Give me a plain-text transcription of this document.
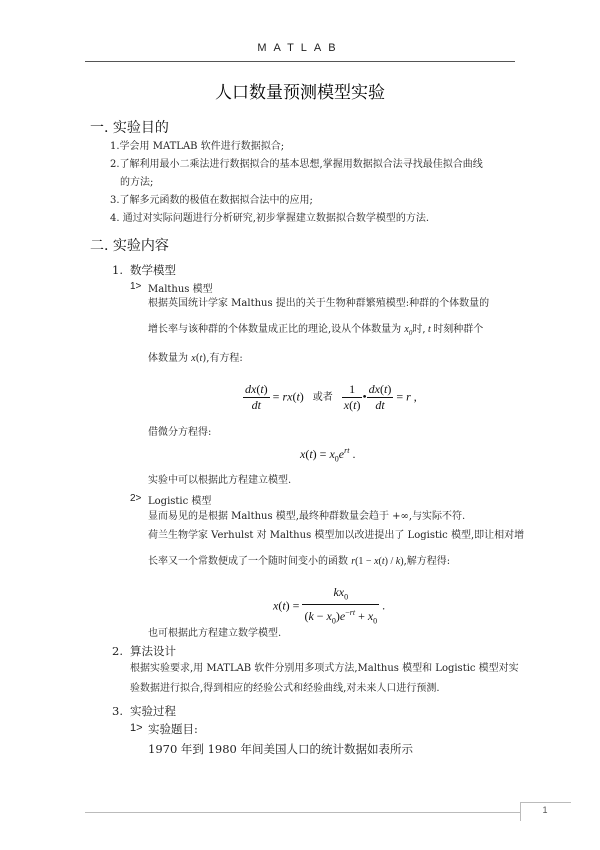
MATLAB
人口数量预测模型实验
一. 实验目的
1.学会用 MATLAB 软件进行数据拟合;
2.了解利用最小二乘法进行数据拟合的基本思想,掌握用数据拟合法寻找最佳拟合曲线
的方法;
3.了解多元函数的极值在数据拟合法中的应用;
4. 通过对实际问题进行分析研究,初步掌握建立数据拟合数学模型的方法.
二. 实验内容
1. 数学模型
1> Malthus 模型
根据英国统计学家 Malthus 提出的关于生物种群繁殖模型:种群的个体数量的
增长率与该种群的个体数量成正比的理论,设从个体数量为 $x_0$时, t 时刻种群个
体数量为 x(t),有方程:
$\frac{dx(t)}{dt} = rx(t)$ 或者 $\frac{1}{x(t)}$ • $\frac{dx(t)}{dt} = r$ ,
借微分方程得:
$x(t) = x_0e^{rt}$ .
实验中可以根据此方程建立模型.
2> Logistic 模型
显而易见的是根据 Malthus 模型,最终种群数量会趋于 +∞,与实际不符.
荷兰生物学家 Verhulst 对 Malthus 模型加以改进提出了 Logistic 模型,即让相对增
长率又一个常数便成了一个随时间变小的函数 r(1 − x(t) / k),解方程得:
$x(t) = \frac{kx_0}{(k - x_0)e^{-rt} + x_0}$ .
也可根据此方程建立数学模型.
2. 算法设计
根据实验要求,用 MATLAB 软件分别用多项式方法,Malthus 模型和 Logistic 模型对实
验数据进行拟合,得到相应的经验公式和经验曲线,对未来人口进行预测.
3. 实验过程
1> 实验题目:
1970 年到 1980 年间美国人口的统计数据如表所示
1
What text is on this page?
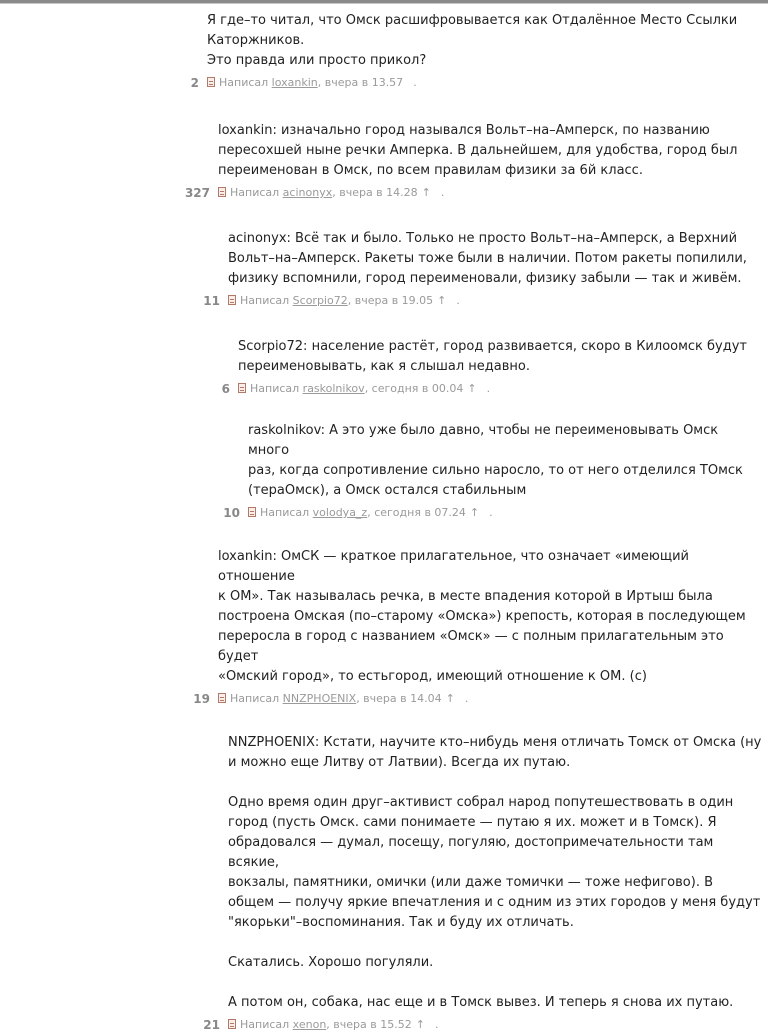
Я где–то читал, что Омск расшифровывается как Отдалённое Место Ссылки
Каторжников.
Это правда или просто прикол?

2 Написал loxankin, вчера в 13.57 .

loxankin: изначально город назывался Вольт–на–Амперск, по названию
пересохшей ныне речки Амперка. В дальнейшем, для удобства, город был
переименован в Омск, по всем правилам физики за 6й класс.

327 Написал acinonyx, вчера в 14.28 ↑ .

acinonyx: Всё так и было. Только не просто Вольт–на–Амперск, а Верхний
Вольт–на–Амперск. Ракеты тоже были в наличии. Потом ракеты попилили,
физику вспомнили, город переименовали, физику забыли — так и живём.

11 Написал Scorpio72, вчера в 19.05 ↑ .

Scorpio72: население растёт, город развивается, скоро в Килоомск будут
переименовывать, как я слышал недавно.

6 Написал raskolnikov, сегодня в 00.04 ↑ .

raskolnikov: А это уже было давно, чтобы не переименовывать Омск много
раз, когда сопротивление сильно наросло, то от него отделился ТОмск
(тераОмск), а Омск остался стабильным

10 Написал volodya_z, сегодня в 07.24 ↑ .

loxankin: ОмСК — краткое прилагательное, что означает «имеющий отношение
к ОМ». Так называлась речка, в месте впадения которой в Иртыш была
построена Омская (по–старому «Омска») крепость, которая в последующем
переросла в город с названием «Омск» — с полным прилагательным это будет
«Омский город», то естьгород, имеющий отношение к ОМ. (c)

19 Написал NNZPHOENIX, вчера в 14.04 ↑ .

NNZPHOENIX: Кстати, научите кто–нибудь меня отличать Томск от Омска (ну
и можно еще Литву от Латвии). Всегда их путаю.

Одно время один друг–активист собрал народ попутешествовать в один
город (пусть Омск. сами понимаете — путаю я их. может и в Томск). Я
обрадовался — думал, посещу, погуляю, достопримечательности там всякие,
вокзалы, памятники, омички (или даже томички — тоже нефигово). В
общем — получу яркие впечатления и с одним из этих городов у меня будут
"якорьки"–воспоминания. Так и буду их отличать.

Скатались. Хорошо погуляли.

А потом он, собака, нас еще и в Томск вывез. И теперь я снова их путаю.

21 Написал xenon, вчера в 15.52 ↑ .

══════════

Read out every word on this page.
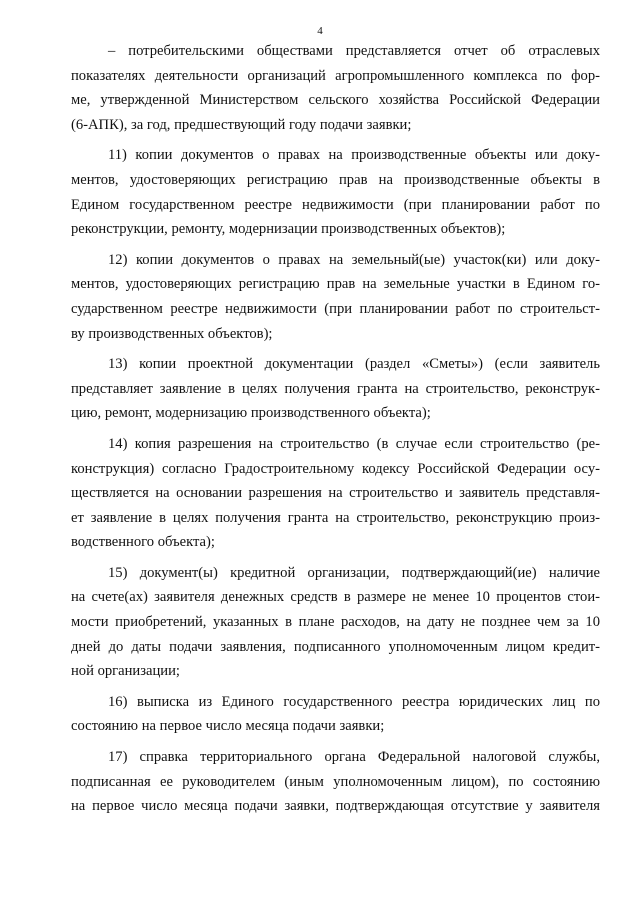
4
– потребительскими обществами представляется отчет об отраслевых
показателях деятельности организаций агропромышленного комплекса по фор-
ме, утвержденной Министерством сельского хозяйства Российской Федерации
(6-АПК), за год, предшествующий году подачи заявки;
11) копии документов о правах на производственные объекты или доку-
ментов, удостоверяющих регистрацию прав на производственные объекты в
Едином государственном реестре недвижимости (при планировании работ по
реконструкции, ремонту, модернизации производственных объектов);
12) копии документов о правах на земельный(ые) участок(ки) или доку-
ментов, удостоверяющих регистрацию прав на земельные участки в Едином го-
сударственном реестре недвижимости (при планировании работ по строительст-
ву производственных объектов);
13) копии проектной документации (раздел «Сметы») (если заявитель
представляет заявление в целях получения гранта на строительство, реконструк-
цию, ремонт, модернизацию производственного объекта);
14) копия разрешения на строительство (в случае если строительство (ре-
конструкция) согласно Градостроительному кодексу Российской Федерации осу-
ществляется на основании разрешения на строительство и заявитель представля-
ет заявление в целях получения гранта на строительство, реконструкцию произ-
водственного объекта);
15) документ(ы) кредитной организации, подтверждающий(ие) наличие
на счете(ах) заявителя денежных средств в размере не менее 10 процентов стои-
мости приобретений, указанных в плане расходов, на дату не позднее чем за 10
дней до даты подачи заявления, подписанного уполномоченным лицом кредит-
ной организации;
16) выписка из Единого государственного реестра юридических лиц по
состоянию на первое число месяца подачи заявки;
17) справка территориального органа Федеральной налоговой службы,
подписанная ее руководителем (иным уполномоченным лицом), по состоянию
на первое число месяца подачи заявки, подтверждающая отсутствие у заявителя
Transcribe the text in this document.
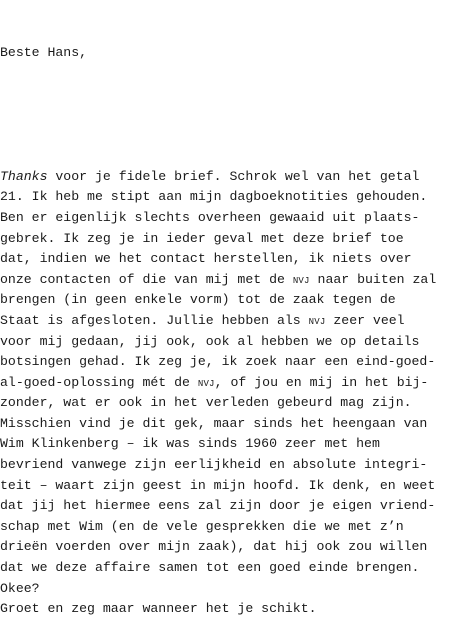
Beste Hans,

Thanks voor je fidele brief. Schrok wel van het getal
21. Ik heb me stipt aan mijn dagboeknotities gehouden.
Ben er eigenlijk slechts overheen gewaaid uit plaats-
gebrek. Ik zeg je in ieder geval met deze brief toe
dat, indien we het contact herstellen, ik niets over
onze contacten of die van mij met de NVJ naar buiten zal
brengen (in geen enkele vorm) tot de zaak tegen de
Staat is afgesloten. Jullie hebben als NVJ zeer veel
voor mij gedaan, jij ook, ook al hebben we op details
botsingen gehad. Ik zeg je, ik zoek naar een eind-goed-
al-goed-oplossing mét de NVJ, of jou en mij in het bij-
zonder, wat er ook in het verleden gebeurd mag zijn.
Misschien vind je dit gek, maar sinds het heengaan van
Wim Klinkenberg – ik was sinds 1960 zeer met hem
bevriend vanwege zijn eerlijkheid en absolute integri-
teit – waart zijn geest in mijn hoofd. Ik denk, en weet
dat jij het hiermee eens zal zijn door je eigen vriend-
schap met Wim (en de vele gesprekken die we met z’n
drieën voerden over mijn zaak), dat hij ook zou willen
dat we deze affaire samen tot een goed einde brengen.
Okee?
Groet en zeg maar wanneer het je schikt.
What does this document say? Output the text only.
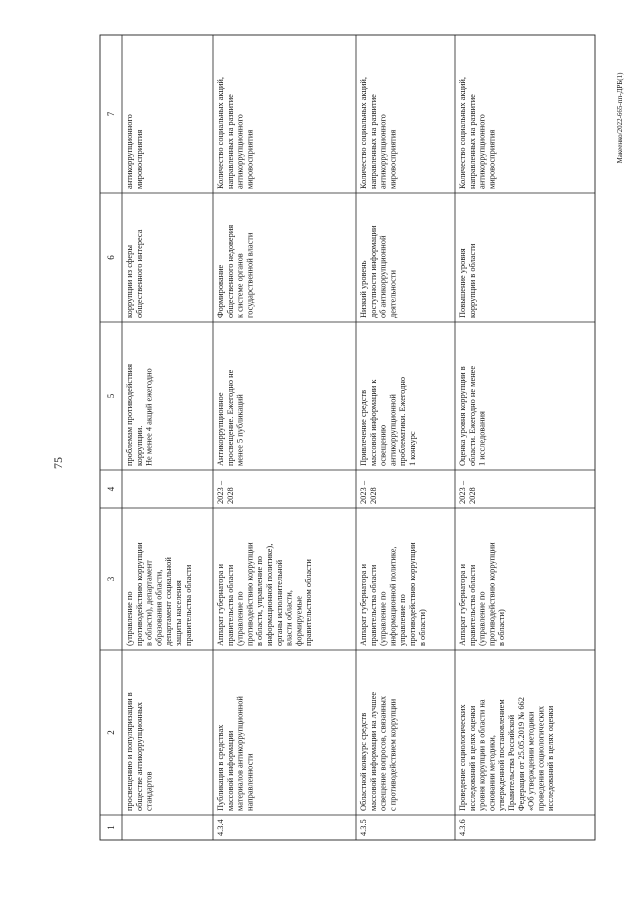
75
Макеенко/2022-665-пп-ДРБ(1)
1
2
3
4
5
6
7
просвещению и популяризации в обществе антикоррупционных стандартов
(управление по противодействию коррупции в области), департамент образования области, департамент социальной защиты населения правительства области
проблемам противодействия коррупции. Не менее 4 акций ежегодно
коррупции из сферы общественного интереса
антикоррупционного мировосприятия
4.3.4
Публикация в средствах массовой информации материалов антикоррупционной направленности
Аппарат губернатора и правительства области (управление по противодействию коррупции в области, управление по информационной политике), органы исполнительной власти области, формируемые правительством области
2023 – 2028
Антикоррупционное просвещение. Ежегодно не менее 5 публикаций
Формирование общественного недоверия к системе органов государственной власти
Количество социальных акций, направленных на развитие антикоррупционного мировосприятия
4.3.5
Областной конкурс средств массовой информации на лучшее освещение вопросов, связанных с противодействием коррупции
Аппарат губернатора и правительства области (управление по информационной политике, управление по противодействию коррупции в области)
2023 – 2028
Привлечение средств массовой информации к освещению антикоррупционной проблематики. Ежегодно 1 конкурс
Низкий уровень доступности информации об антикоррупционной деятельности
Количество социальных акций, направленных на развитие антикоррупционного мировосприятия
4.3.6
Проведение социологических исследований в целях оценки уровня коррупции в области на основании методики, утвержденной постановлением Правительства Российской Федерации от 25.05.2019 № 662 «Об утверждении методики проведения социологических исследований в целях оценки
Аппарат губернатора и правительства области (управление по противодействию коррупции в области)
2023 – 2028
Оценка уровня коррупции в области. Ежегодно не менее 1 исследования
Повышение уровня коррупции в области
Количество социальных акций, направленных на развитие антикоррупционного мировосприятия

══════════

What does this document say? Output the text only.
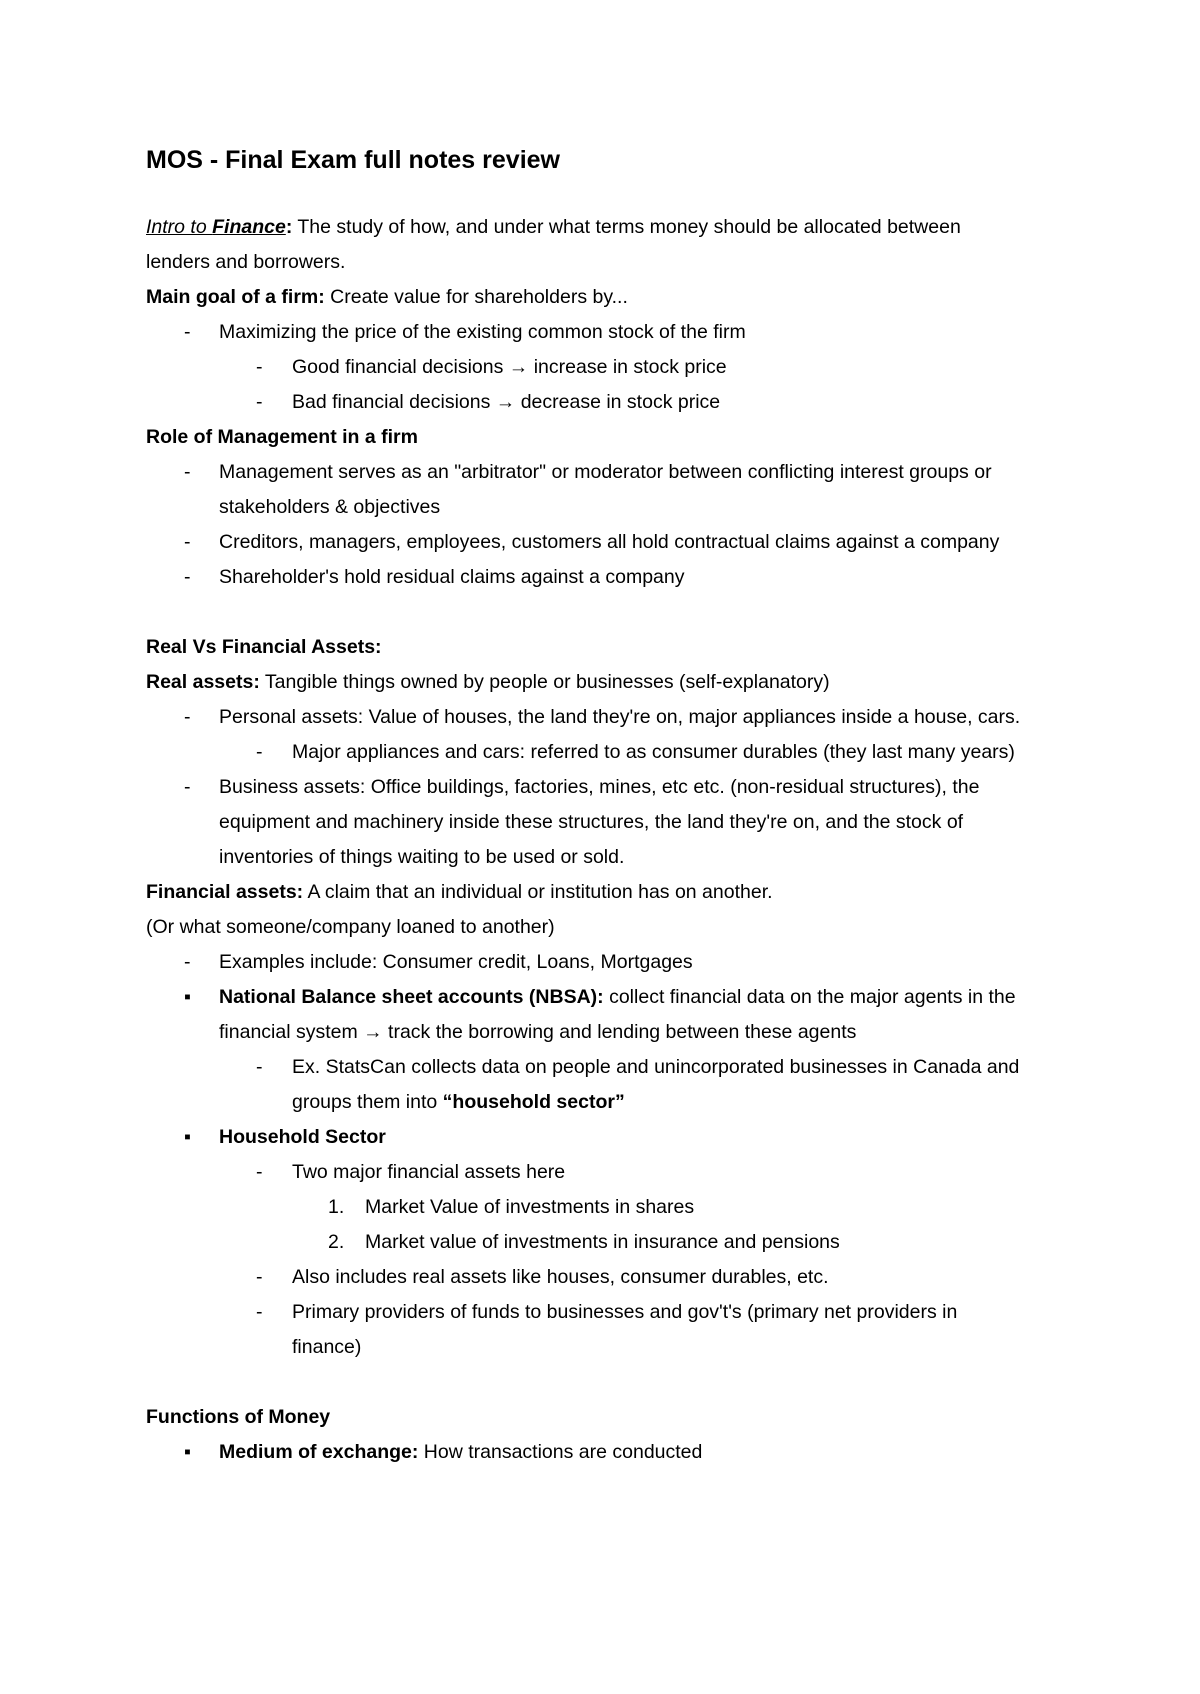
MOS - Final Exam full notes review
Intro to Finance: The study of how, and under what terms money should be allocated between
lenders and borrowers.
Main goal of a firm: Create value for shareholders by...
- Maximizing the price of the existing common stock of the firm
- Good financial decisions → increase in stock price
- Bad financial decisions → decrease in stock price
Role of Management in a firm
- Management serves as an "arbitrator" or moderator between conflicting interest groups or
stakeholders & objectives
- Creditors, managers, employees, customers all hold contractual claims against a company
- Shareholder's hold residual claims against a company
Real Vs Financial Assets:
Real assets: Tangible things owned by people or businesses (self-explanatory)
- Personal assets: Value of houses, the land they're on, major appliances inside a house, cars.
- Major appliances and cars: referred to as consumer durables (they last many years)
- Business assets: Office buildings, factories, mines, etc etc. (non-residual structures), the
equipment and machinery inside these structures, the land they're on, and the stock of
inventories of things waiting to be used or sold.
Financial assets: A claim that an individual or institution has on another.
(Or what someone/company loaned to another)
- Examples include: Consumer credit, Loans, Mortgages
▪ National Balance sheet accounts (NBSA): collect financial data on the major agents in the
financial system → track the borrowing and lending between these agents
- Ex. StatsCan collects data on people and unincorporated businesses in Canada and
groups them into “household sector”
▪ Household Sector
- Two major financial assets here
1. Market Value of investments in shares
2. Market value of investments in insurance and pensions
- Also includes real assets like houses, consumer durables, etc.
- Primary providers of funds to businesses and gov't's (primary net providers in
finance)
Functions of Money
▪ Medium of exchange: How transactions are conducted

══════════

EXERCISE DIRECTIONS: State how many lines of the listing include the word "меня". Reply with the number alone.

EXPECTED ANSWER: 2